Instructions for the task: Exclude the pictures; give every entry again exactly as written.

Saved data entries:
..............................
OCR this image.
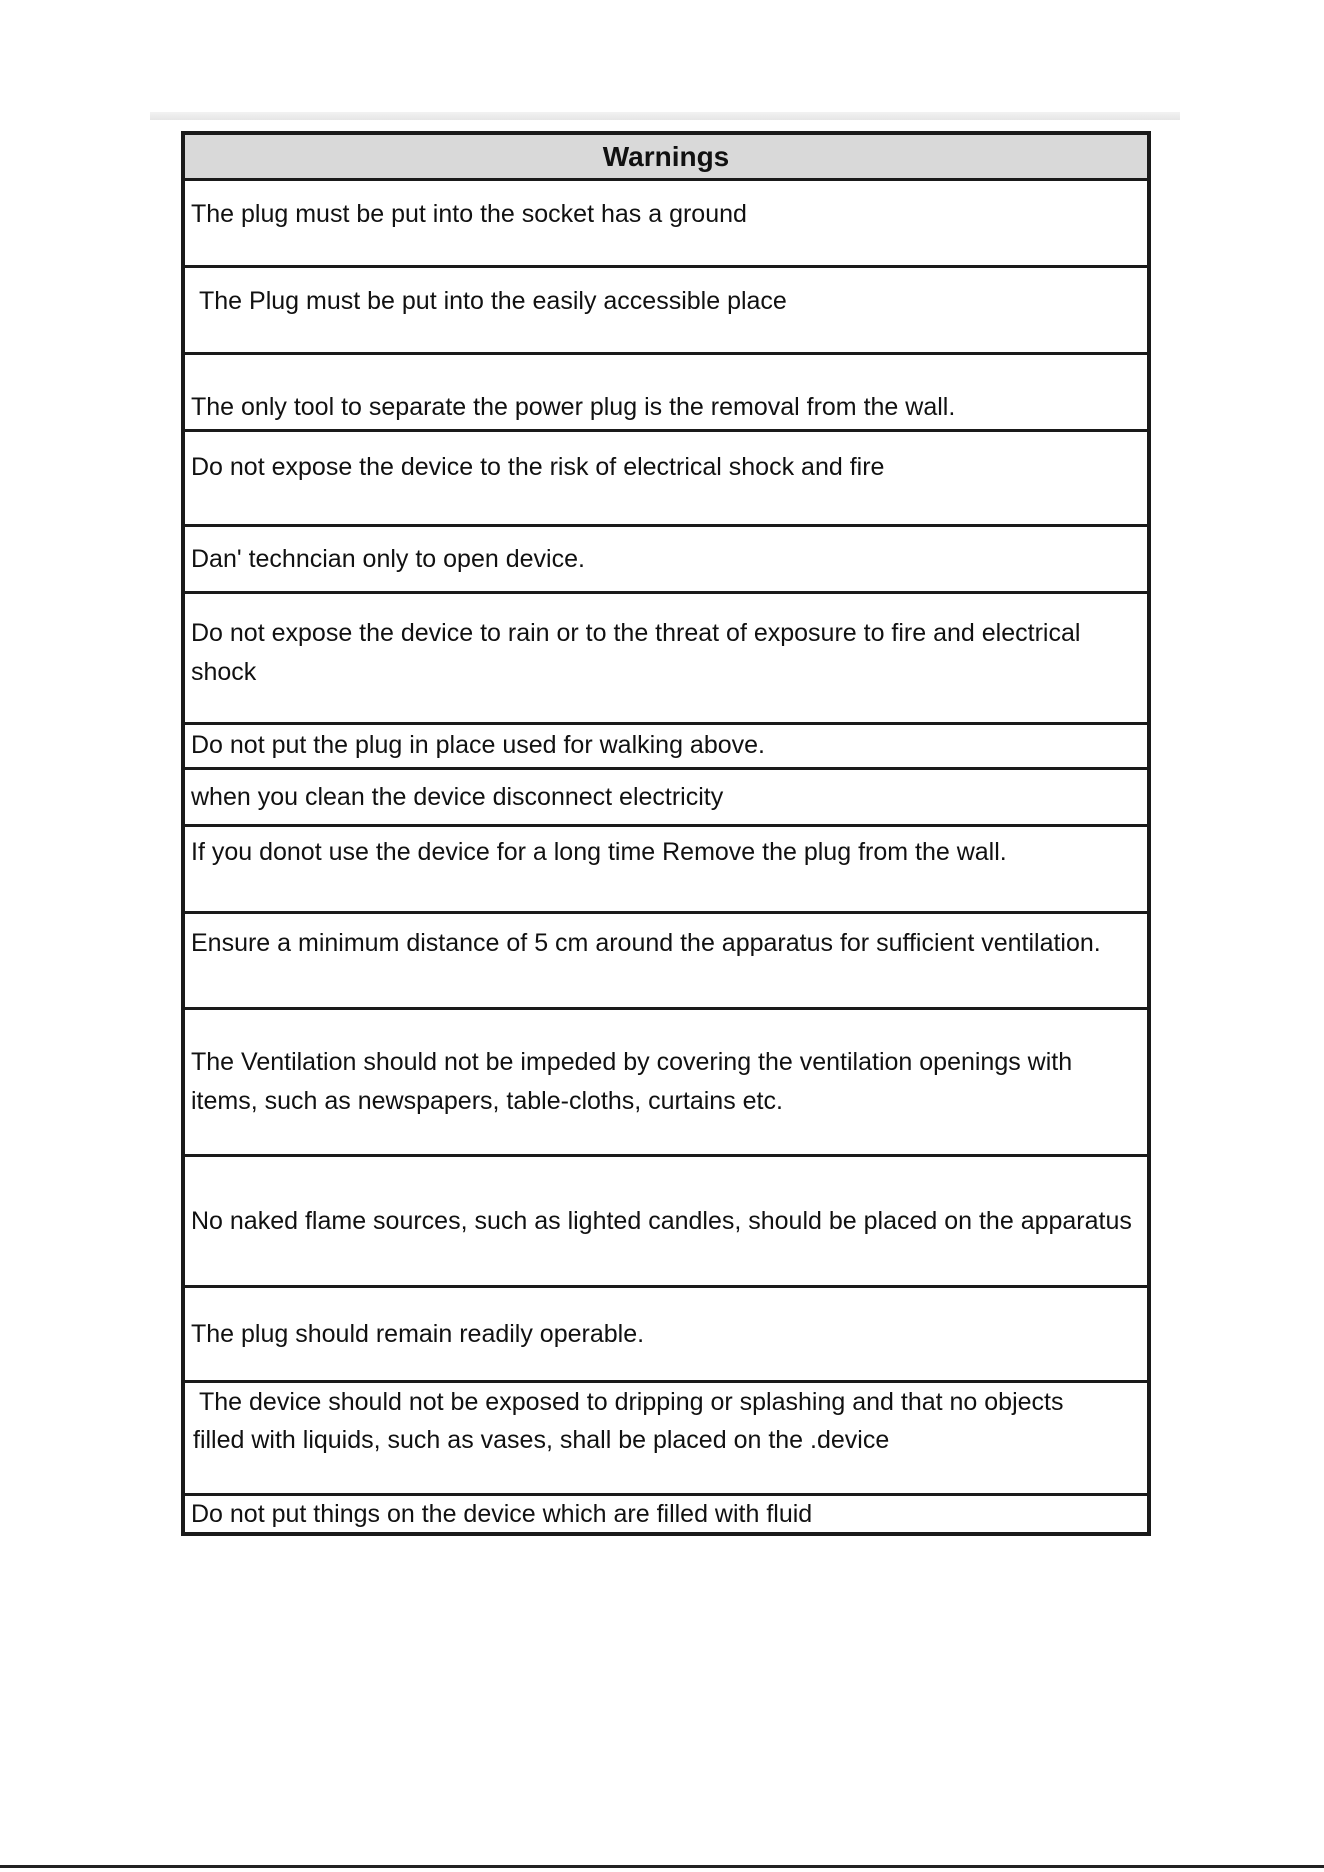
Warnings
The plug must be put into the socket has a ground
The Plug must be put into the easily accessible place
The only tool to separate the power plug is the removal from the wall.
Do not expose the device to the risk of electrical shock and fire
Dan' techncian only to open device.
Do not expose the device to rain or to the threat of exposure to fire and electrical shock
Do not put the plug in place used for walking above.
when you clean the device disconnect electricity
If you donot use the device for a long time Remove the plug from the wall.
Ensure a minimum distance of 5 cm around the apparatus for sufficient ventilation.
The Ventilation should not be impeded by covering the ventilation openings with items, such as newspapers, table-cloths, curtains etc.
No naked flame sources, such as lighted candles, should be placed on the apparatus
The plug should remain readily operable.
The device should not be exposed to dripping or splashing and that no objects filled with liquids, such as vases, shall be placed on the .device
Do not put things on the device which are filled with fluid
..............................
Task solution:
OCR this image.
Warnings
The plug must be put into the socket has a ground
The Plug must be put into the easily accessible place
The only tool to separate the power plug is the removal from the wall.
Do not expose the device to the risk of electrical shock and fire
Dan' techncian only to open device.
Do not expose the device to rain or to the threat of exposure to fire and electrical shock
Do not put the plug in place used for walking above.
when you clean the device disconnect electricity
If you donot use the device for a long time Remove the plug from the wall.
Ensure a minimum distance of 5 cm around the apparatus for sufficient ventilation.
The Ventilation should not be impeded by covering the ventilation openings with items, such as newspapers, table-cloths, curtains etc.
No naked flame sources, such as lighted candles, should be placed on the apparatus
The plug should remain readily operable.
The device should not be exposed to dripping or splashing and that no objects filled with liquids, such as vases, shall be placed on the .device
Do not put things on the device which are filled with fluid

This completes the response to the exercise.